--- START Records shown ---

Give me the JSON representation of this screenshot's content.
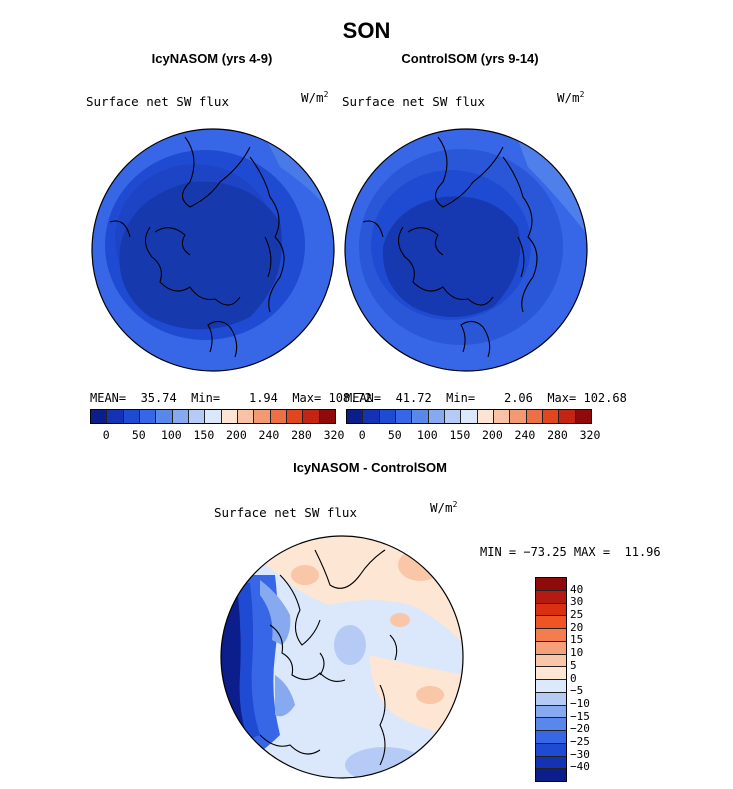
{
  "figure": {
    "title": "SON"
  },
  "colors": {
    "hbar": [
      "#0b1e8c",
      "#1432b4",
      "#1f4bd2",
      "#3766e6",
      "#5a87ec",
      "#86a9f0",
      "#b5cbf6",
      "#dbe7fb",
      "#fde4d4",
      "#f8c3a4",
      "#f39a72",
      "#ec6f45",
      "#e2461f",
      "#c32414",
      "#8f0b0b"
    ],
    "vbar": [
      "#8f0b0b",
      "#b51a12",
      "#d93012",
      "#ef5424",
      "#f57c4d",
      "#f6a07a",
      "#f9c6a8",
      "#fde6d4",
      "#dce8fb",
      "#b5cbf6",
      "#86a9f0",
      "#5a87ec",
      "#3766e6",
      "#1f4bd2",
      "#1432b4",
      "#0b1e8c"
    ]
  },
  "chart_data": [
    {
      "type": "heatmap",
      "projection": "north-polar-stereographic",
      "title": "IcyNASOM (yrs 4-9)",
      "variable": "Surface net SW flux",
      "units": "W/m",
      "units_exp": "2",
      "stats": {
        "mean_label": "MEAN=",
        "mean": "35.74",
        "min_label": "Min=",
        "min": "1.94",
        "max_label": "Max=",
        "max": "108.72"
      },
      "colorbar": {
        "ticks": [
          "0",
          "50",
          "100",
          "150",
          "200",
          "240",
          "280",
          "320"
        ]
      }
    },
    {
      "type": "heatmap",
      "projection": "north-polar-stereographic",
      "title": "ControlSOM (yrs 9-14)",
      "variable": "Surface net SW flux",
      "units": "W/m",
      "units_exp": "2",
      "stats": {
        "mean_label": "MEAN=",
        "mean": "41.72",
        "min_label": "Min=",
        "min": "2.06",
        "max_label": "Max=",
        "max": "102.68"
      },
      "colorbar": {
        "ticks": [
          "0",
          "50",
          "100",
          "150",
          "200",
          "240",
          "280",
          "320"
        ]
      }
    },
    {
      "type": "heatmap",
      "projection": "north-polar-stereographic",
      "title": "IcyNASOM - ControlSOM",
      "variable": "Surface net SW flux",
      "units": "W/m",
      "units_exp": "2",
      "range_text": "MIN = −73.25 MAX =  11.96",
      "colorbar": {
        "ticks": [
          "40",
          "30",
          "25",
          "20",
          "15",
          "10",
          "5",
          "0",
          "−5",
          "−10",
          "−15",
          "−20",
          "−25",
          "−30",
          "−40"
        ]
      }
    }
  ]
}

--- END Records shown ---

» **Short exercise**
Leave the pictures out and reproduce each record exactly as written.

» **The output**
Give me the JSON representation of this screenshot's content.
{
  "figure": {
    "title": "SON"
  },
  "colors": {
    "hbar": [
      "#0b1e8c",
      "#1432b4",
      "#1f4bd2",
      "#3766e6",
      "#5a87ec",
      "#86a9f0",
      "#b5cbf6",
      "#dbe7fb",
      "#fde4d4",
      "#f8c3a4",
      "#f39a72",
      "#ec6f45",
      "#e2461f",
      "#c32414",
      "#8f0b0b"
    ],
    "vbar": [
      "#8f0b0b",
      "#b51a12",
      "#d93012",
      "#ef5424",
      "#f57c4d",
      "#f6a07a",
      "#f9c6a8",
      "#fde6d4",
      "#dce8fb",
      "#b5cbf6",
      "#86a9f0",
      "#5a87ec",
      "#3766e6",
      "#1f4bd2",
      "#1432b4",
      "#0b1e8c"
    ]
  },
  "chart_data": [
    {
      "type": "heatmap",
      "projection": "north-polar-stereographic",
      "title": "IcyNASOM (yrs 4-9)",
      "variable": "Surface net SW flux",
      "units": "W/m",
      "units_exp": "2",
      "stats": {
        "mean_label": "MEAN=",
        "mean": "35.74",
        "min_label": "Min=",
        "min": "1.94",
        "max_label": "Max=",
        "max": "108.72"
      },
      "colorbar": {
        "ticks": [
          "0",
          "50",
          "100",
          "150",
          "200",
          "240",
          "280",
          "320"
        ]
      }
    },
    {
      "type": "heatmap",
      "projection": "north-polar-stereographic",
      "title": "ControlSOM (yrs 9-14)",
      "variable": "Surface net SW flux",
      "units": "W/m",
      "units_exp": "2",
      "stats": {
        "mean_label": "MEAN=",
        "mean": "41.72",
        "min_label": "Min=",
        "min": "2.06",
        "max_label": "Max=",
        "max": "102.68"
      },
      "colorbar": {
        "ticks": [
          "0",
          "50",
          "100",
          "150",
          "200",
          "240",
          "280",
          "320"
        ]
      }
    },
    {
      "type": "heatmap",
      "projection": "north-polar-stereographic",
      "title": "IcyNASOM - ControlSOM",
      "variable": "Surface net SW flux",
      "units": "W/m",
      "units_exp": "2",
      "range_text": "MIN = −73.25 MAX =  11.96",
      "colorbar": {
        "ticks": [
          "40",
          "30",
          "25",
          "20",
          "15",
          "10",
          "5",
          "0",
          "−5",
          "−10",
          "−15",
          "−20",
          "−25",
          "−30",
          "−40"
        ]
      }
    }
  ]
}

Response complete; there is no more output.